[To be done] Look for the word "exclusive" in each line and report the count of matching lines, with nothing added.

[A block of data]
========

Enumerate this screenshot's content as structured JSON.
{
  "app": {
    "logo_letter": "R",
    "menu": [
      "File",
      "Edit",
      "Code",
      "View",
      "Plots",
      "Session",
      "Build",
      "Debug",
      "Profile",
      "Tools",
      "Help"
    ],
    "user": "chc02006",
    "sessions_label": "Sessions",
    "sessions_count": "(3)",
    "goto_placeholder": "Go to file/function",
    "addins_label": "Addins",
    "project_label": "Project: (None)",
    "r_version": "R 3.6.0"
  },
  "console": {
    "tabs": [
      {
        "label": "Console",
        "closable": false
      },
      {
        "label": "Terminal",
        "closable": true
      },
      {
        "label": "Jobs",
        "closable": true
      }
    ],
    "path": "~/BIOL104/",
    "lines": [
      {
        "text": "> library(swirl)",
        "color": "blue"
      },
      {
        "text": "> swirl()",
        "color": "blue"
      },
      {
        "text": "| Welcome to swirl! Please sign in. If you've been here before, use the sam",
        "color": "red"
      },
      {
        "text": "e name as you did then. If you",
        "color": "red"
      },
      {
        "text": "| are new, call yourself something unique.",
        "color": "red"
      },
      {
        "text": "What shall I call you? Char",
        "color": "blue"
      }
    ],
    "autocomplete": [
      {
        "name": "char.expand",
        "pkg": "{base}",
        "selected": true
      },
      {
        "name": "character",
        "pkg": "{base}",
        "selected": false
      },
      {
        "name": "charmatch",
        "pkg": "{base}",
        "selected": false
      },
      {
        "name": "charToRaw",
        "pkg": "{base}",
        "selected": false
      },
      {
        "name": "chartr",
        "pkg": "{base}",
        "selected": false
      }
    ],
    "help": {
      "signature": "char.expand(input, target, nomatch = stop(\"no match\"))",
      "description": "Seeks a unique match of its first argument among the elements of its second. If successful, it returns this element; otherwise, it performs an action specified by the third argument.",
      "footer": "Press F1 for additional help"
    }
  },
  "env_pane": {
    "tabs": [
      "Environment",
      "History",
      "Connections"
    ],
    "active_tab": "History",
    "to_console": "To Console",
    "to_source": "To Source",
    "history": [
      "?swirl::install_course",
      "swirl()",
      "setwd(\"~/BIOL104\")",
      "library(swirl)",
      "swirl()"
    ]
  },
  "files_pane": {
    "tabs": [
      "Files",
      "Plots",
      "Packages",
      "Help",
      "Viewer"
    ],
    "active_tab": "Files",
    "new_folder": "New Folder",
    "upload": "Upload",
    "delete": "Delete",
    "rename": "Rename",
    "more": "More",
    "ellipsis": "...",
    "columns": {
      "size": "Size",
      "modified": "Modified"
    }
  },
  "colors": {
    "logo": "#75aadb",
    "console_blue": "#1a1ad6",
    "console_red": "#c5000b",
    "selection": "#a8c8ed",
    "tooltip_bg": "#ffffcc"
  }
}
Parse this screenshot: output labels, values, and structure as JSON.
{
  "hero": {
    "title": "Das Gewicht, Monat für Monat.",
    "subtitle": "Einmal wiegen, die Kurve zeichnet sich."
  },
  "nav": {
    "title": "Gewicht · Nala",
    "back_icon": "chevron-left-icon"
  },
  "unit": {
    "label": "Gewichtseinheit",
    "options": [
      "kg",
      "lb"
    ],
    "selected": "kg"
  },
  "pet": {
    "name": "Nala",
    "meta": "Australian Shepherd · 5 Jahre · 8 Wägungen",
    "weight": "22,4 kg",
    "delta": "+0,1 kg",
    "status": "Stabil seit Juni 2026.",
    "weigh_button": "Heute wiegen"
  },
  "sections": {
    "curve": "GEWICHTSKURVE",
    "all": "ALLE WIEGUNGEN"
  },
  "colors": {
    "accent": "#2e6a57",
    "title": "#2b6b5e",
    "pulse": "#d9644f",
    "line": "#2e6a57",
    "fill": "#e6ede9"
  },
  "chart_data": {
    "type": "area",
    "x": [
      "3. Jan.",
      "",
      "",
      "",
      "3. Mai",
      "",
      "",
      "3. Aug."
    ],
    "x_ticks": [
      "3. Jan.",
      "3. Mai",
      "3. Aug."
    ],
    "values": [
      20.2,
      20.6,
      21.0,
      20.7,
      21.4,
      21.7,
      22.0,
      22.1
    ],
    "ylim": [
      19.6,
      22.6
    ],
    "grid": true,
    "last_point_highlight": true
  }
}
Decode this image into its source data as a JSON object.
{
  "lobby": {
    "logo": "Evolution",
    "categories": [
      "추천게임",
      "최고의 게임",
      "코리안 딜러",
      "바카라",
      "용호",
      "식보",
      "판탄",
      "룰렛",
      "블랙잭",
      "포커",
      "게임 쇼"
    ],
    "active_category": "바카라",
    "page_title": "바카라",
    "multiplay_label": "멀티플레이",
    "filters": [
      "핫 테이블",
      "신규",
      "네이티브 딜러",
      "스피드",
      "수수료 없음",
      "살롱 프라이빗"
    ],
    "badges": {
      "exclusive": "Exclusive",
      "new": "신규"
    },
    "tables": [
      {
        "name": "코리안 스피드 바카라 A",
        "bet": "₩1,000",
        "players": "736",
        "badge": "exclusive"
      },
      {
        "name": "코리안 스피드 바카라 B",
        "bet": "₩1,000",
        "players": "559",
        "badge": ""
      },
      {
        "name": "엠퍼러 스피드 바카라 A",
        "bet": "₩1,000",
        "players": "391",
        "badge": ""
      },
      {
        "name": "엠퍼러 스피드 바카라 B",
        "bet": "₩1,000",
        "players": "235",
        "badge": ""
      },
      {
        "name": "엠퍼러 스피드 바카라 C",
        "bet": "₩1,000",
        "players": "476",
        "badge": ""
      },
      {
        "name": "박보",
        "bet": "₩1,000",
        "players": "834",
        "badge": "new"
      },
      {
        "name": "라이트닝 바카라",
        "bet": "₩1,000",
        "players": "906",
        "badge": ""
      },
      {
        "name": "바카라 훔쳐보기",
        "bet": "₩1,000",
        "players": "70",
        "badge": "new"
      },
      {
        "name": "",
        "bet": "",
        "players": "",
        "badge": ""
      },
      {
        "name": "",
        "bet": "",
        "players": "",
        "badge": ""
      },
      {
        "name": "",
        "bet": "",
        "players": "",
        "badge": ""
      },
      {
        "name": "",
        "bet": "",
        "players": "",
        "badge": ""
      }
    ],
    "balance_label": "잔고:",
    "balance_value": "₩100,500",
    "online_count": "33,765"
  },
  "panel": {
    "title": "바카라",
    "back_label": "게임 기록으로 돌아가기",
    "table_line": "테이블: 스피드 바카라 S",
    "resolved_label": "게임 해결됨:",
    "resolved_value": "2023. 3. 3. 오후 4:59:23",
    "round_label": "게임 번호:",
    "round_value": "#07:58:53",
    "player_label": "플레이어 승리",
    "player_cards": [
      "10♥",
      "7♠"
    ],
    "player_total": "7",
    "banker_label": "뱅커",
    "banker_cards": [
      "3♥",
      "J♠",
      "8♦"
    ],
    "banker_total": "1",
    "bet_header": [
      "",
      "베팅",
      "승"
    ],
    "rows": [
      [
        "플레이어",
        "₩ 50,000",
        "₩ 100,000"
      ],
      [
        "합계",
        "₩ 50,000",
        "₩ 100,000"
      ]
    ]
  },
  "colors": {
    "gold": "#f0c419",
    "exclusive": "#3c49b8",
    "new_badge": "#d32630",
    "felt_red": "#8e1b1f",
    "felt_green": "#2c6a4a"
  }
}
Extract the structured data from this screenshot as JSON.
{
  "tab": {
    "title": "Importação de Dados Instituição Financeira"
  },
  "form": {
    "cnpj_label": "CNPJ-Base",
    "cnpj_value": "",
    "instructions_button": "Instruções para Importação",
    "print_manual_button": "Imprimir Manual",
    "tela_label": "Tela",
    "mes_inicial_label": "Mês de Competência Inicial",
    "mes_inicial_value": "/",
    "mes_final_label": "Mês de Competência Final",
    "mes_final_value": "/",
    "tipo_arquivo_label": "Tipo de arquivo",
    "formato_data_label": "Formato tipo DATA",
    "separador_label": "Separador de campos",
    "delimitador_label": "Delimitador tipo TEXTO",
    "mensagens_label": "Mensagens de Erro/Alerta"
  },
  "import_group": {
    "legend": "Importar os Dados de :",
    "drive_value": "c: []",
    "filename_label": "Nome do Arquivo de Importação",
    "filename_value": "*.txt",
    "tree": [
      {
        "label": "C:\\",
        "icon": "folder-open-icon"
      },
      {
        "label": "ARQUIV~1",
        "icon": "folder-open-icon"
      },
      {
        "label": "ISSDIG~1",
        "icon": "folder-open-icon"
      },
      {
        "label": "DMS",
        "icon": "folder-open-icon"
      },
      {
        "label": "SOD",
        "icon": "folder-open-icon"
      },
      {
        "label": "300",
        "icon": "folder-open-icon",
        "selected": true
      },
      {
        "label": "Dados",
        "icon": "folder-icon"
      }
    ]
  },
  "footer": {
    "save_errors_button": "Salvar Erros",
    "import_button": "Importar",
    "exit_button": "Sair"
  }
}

========

[Output of the exercise] 3